====== PROVIDED MATERIAL

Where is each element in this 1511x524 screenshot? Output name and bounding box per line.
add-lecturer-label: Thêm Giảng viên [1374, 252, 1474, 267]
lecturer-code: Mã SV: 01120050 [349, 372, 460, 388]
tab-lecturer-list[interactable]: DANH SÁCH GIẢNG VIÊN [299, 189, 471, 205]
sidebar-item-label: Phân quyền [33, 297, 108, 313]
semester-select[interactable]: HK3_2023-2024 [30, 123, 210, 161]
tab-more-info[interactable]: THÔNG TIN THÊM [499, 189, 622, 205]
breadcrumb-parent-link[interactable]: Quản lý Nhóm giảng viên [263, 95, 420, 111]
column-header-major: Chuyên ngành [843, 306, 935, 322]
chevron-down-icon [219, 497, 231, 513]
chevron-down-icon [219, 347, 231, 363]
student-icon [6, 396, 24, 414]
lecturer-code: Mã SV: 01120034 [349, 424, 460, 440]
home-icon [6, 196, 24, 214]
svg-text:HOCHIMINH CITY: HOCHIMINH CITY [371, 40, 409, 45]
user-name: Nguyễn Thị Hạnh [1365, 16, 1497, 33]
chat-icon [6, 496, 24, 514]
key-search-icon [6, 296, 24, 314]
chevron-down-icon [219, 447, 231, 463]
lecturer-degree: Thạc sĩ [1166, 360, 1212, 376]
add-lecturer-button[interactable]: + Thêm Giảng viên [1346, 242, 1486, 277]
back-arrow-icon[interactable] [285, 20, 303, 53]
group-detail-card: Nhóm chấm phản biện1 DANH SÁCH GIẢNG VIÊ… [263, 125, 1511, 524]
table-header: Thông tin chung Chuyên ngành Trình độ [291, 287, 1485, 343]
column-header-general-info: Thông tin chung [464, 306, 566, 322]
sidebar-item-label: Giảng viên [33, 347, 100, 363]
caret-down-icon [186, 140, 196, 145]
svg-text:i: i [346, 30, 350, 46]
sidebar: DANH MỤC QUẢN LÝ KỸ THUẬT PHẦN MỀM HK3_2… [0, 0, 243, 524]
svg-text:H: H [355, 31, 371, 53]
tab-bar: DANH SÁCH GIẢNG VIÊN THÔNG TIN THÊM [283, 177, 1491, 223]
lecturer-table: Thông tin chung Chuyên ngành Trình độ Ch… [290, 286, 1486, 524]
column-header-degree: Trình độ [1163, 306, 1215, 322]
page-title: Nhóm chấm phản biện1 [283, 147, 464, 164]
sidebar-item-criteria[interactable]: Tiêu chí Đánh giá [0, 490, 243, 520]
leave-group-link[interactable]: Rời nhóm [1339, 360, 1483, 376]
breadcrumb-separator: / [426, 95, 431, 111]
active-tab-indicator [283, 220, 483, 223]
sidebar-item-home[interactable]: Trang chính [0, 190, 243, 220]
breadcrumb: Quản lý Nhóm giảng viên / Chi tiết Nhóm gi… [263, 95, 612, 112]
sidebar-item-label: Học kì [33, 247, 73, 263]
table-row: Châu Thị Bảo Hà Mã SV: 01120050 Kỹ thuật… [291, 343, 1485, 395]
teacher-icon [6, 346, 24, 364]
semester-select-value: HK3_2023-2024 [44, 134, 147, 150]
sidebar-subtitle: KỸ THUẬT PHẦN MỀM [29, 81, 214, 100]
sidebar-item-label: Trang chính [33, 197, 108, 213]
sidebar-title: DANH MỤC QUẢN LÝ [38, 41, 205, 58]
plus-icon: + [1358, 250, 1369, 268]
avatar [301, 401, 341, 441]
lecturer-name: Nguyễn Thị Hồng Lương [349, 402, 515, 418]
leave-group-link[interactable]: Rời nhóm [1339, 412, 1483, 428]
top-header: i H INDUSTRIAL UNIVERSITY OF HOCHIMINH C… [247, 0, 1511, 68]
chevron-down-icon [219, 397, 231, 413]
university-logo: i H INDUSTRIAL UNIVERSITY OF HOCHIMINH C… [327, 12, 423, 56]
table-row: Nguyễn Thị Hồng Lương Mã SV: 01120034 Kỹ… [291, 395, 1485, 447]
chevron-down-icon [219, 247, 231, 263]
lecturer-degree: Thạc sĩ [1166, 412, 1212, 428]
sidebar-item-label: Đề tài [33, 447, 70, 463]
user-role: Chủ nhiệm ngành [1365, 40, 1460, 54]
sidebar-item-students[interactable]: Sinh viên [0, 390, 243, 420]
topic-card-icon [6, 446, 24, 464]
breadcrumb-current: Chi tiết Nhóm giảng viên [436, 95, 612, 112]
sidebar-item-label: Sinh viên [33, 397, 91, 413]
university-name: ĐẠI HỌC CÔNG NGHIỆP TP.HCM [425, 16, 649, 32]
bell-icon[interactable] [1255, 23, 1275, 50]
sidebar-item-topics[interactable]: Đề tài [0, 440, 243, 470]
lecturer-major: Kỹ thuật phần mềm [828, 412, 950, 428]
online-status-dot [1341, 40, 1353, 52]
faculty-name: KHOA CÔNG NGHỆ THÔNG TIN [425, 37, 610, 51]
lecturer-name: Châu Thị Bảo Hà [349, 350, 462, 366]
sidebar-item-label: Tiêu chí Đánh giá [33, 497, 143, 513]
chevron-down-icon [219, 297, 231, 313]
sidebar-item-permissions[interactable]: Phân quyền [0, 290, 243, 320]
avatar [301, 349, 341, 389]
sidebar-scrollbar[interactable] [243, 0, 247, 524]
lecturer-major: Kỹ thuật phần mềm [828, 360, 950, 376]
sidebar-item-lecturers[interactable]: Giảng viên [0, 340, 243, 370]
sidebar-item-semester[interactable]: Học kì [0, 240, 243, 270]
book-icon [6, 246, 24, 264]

============

#### [WHAT YOU SHOULD DO]
Quote every one of these lines word for word.

#### [PROBLEM SOLUTION]
Where is each element in this 1511x524 screenshot? Output name and bounding box per line.
add-lecturer-label: Thêm Giảng viên [1374, 252, 1474, 267]
lecturer-code: Mã SV: 01120050 [349, 372, 460, 388]
tab-lecturer-list[interactable]: DANH SÁCH GIẢNG VIÊN [299, 189, 471, 205]
sidebar-item-label: Phân quyền [33, 297, 108, 313]
semester-select[interactable]: HK3_2023-2024 [30, 123, 210, 161]
tab-more-info[interactable]: THÔNG TIN THÊM [499, 189, 622, 205]
breadcrumb-parent-link[interactable]: Quản lý Nhóm giảng viên [263, 95, 420, 111]
column-header-major: Chuyên ngành [843, 306, 935, 322]
chevron-down-icon [219, 497, 231, 513]
chevron-down-icon [219, 347, 231, 363]
student-icon [6, 396, 24, 414]
lecturer-code: Mã SV: 01120034 [349, 424, 460, 440]
home-icon [6, 196, 24, 214]
svg-text:HOCHIMINH CITY: HOCHIMINH CITY [371, 40, 409, 45]
user-name: Nguyễn Thị Hạnh [1365, 16, 1497, 33]
chat-icon [6, 496, 24, 514]
key-search-icon [6, 296, 24, 314]
chevron-down-icon [219, 447, 231, 463]
lecturer-degree: Thạc sĩ [1166, 360, 1212, 376]
add-lecturer-button[interactable]: + Thêm Giảng viên [1346, 242, 1486, 277]
back-arrow-icon[interactable] [285, 20, 303, 53]
group-detail-card: Nhóm chấm phản biện1 DANH SÁCH GIẢNG VIÊ… [263, 125, 1511, 524]
table-header: Thông tin chung Chuyên ngành Trình độ [291, 287, 1485, 343]
column-header-general-info: Thông tin chung [464, 306, 566, 322]
sidebar-item-label: Giảng viên [33, 347, 100, 363]
caret-down-icon [186, 140, 196, 145]
svg-text:i: i [346, 30, 350, 46]
sidebar: DANH MỤC QUẢN LÝ KỸ THUẬT PHẦN MỀM HK3_2… [0, 0, 243, 524]
svg-text:H: H [355, 31, 371, 53]
tab-bar: DANH SÁCH GIẢNG VIÊN THÔNG TIN THÊM [283, 177, 1491, 223]
lecturer-table: Thông tin chung Chuyên ngành Trình độ Ch… [290, 286, 1486, 524]
column-header-degree: Trình độ [1163, 306, 1215, 322]
page-title: Nhóm chấm phản biện1 [283, 147, 464, 164]
sidebar-item-criteria[interactable]: Tiêu chí Đánh giá [0, 490, 243, 520]
leave-group-link[interactable]: Rời nhóm [1339, 360, 1483, 376]
breadcrumb-separator: / [426, 95, 431, 111]
active-tab-indicator [283, 220, 483, 223]
sidebar-item-home[interactable]: Trang chính [0, 190, 243, 220]
breadcrumb: Quản lý Nhóm giảng viên / Chi tiết Nhóm gi… [263, 95, 612, 112]
sidebar-item-label: Học kì [33, 247, 73, 263]
table-row: Châu Thị Bảo Hà Mã SV: 01120050 Kỹ thuật… [291, 343, 1485, 395]
teacher-icon [6, 346, 24, 364]
semester-select-value: HK3_2023-2024 [44, 134, 147, 150]
sidebar-subtitle: KỸ THUẬT PHẦN MỀM [29, 81, 214, 100]
sidebar-item-label: Trang chính [33, 197, 108, 213]
sidebar-title: DANH MỤC QUẢN LÝ [38, 41, 205, 58]
plus-icon: + [1358, 250, 1369, 268]
avatar [301, 401, 341, 441]
lecturer-name: Nguyễn Thị Hồng Lương [349, 402, 515, 418]
leave-group-link[interactable]: Rời nhóm [1339, 412, 1483, 428]
top-header: i H INDUSTRIAL UNIVERSITY OF HOCHIMINH C… [247, 0, 1511, 68]
chevron-down-icon [219, 397, 231, 413]
university-logo: i H INDUSTRIAL UNIVERSITY OF HOCHIMINH C… [327, 12, 423, 56]
table-row: Nguyễn Thị Hồng Lương Mã SV: 01120034 Kỹ… [291, 395, 1485, 447]
chevron-down-icon [219, 247, 231, 263]
lecturer-degree: Thạc sĩ [1166, 412, 1212, 428]
sidebar-item-label: Đề tài [33, 447, 70, 463]
user-role: Chủ nhiệm ngành [1365, 40, 1460, 54]
sidebar-item-students[interactable]: Sinh viên [0, 390, 243, 420]
topic-card-icon [6, 446, 24, 464]
breadcrumb-current: Chi tiết Nhóm giảng viên [436, 95, 612, 112]
sidebar-item-label: Sinh viên [33, 397, 91, 413]
university-name: ĐẠI HỌC CÔNG NGHIỆP TP.HCM [425, 16, 649, 32]
bell-icon[interactable] [1255, 23, 1275, 50]
sidebar-item-topics[interactable]: Đề tài [0, 440, 243, 470]
lecturer-major: Kỹ thuật phần mềm [828, 412, 950, 428]
online-status-dot [1341, 40, 1353, 52]
faculty-name: KHOA CÔNG NGHỆ THÔNG TIN [425, 37, 610, 51]
lecturer-name: Châu Thị Bảo Hà [349, 350, 462, 366]
sidebar-item-label: Tiêu chí Đánh giá [33, 497, 143, 513]
chevron-down-icon [219, 297, 231, 313]
sidebar-item-permissions[interactable]: Phân quyền [0, 290, 243, 320]
avatar [301, 349, 341, 389]
sidebar-scrollbar[interactable] [243, 0, 247, 524]
lecturer-major: Kỹ thuật phần mềm [828, 360, 950, 376]
sidebar-item-lecturers[interactable]: Giảng viên [0, 340, 243, 370]
sidebar-item-semester[interactable]: Học kì [0, 240, 243, 270]
book-icon [6, 246, 24, 264]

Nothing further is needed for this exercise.